# Tasks to complete
1. Please reproduce the passage of the Romantic music text below from "The social upheaval" up to and including "the Romantic era.".
2. Answer these questions using the Romantic music text below.
(a) In what year did the French Revolution take place?
(b) In Goethe's quoted observation, in whose company is the head able to grasp a work of art?
(c) What span of time do the other arts assign to "romantic"?

# Selection
|History of classical music|
|Medieval||(476 – 1400)|
|Renaissance||(1400 – 1600)|
|Baroque||(1600 – 1760)|
|Classical||(1730 – 1820)|
|Romantic||(1815 – 1910)|
|20th century classical||(1900 – 2000)|
|Contemporary classical||(1975 – present)|
The era of Romantic music is defined as the period of European classical music that runs roughly from 1820 to 1900, as well as music written according to the norms and styles of that period. The Romantic period was preceded by the classical period and the late classical period of which most music is by Beethoven, and was followed by the twentieth century classical music.
The invisible, vibratory world of instrumental music can be said to correspond to the unseen incorporeal world. Arthur Schopenhauer believed that music was "the very image and incarnation of the innermost reality of the world, the immediate expression of the universal feelings and impulsions of life in concrete, definite form." Goethe's observation that "…the head is only able to grasp a work of art in the company of the heart" could stand as defining axiom for the cultural attitudes of the nineteenth century.
Romantic music is related to romanticism in literature, visual arts, and philosophy, though the conventional time periods used in musicology are now very different from their counterparts in the other arts, which define "romantic" as running from the 1780s to the 1840s. The Romanticism movement held that not all truth could be deduced from axioms, that there were inescapable realities in the world which could only be reached through emotion, feeling and intuition. Romantic music struggled to increase emotional expression and power to describe these deeper truths, while preserving or even extending the formal structures from the classical period.
The vernacular use of the term "romantic music" applies to music which is thought to evoke a soft mood or dreamy atmosphere. This usage is rooted in the connotations of the word "romantic" that were established during the period, but not all "Romantic" pieces fit this description, with some musical romanticism producing strong, harsh sounds for agitated emotion. Conversely, music that is "romantic" in the modern everyday usage of the word (that is, relating to the emotion of romantic love) is not necessarily linked to the Romantic period.
Prior to the nineteenth century, the Age of Enlightenment, with its predilection for "natural law" and "practical morality" over supernatural religion and metaphysics, constituted a major shift in attitudes about music and the arts. Music was no longer considered a product of divine origin but rather an unnecessary luxury. The spirit of the Enlightenment was clearly secular with an eye for the egalitarian in all things. Public concerts, as opposed to private concert events sponsored by wealthy benefactors, were becoming more prevalent and as a result musical style underwent changes. Music was to aspire to simplicity and avoid the complexity of contrapuntal devises and the excessive elaboration and ornamentation that was characteristic of the music in the Baroque period.
The social upheaval of the French Revolution in 1789 and the attitudes it engendered, specifically the primacy of individual rights, signified another important cultural change for music and musicians. Beethoven, who was a child of the French Revolution, asserted that as a creator he had certain rights and was therefore the equal of, or superior to kings, clergy and nobles. This quasi-megalomania, coupled with anti-social behavior and self-absorption would become a defining trait among many great artists of the Romantic era.

# Data extract
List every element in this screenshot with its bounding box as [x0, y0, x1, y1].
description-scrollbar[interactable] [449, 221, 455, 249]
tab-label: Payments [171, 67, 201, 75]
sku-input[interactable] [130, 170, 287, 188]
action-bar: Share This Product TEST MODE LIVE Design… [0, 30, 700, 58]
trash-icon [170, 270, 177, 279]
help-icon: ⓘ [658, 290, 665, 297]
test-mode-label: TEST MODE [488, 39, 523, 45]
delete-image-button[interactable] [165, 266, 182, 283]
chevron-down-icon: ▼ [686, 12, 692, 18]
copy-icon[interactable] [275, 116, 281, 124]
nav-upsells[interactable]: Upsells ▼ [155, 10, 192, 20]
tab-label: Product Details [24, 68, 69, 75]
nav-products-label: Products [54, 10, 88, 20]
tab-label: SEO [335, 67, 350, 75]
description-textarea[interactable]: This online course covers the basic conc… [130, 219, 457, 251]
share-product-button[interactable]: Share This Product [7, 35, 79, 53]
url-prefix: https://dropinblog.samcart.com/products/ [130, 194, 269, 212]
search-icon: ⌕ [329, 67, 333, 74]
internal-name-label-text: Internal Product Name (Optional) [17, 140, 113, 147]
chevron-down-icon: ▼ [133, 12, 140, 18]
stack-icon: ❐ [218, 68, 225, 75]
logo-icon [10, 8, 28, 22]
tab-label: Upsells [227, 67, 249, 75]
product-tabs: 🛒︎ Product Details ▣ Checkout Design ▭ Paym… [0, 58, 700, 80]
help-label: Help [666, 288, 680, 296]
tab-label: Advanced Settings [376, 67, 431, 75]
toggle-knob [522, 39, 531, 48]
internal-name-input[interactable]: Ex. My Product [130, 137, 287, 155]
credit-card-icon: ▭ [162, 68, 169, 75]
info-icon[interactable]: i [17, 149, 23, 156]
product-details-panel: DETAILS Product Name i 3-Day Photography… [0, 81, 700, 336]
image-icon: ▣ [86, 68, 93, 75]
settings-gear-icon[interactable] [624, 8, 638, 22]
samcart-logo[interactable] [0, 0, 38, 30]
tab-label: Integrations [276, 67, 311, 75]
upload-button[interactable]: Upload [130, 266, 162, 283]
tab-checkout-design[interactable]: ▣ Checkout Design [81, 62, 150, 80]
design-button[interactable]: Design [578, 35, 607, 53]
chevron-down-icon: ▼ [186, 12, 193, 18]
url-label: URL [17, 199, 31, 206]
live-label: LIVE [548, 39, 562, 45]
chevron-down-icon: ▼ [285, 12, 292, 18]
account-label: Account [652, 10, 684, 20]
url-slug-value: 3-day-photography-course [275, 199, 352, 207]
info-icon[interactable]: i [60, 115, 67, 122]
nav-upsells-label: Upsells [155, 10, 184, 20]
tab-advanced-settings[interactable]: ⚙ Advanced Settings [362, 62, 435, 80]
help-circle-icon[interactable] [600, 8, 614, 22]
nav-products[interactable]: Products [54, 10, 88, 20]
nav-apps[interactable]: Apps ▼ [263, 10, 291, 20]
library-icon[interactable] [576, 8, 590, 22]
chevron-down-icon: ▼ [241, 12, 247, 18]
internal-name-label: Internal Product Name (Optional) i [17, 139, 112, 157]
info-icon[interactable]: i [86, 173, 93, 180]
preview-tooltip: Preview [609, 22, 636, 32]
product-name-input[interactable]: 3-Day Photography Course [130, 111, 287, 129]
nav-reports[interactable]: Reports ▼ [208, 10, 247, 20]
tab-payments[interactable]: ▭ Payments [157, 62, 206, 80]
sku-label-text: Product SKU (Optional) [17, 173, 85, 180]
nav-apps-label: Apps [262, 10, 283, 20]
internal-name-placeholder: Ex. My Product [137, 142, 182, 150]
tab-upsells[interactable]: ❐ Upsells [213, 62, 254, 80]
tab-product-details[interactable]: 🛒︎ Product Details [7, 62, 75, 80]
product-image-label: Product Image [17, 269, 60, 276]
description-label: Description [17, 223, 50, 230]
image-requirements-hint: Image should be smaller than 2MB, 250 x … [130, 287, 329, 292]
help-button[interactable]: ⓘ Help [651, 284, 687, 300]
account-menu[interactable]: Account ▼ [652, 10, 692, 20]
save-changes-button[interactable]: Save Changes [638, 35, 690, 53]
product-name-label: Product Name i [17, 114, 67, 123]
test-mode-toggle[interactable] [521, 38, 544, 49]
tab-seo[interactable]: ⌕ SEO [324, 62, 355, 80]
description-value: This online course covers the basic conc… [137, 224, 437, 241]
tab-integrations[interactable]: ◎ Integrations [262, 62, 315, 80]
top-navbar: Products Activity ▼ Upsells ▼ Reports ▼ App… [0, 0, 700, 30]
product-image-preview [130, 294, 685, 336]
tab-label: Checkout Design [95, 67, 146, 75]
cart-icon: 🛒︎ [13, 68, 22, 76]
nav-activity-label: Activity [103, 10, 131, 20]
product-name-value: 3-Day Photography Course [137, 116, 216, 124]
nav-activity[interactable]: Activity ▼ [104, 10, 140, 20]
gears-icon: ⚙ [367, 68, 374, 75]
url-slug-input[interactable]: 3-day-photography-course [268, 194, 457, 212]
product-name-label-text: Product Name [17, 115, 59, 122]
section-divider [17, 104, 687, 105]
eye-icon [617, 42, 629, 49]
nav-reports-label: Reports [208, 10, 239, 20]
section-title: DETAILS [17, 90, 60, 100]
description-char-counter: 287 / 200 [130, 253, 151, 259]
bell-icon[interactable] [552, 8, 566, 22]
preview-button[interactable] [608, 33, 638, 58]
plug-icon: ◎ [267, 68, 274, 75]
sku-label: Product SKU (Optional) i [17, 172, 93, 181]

# Solution set
1.
The social upheaval of the French Revolution in 1789 and the attitudes it engendered, specifically the primacy of individual rights, signified another important cultural change for music and musicians. Beethoven, who was a child of the French Revolution, asserted that as a creator he had certain rights and was therefore the equal of, or superior to kings, clergy and nobles. This quasi-megalomania, coupled with anti-social behavior and self-absorption would become a defining trait among many great artists of the Romantic era.

2.
(a) 1789
(b) The heart
(c) From the 1780s to the 1840s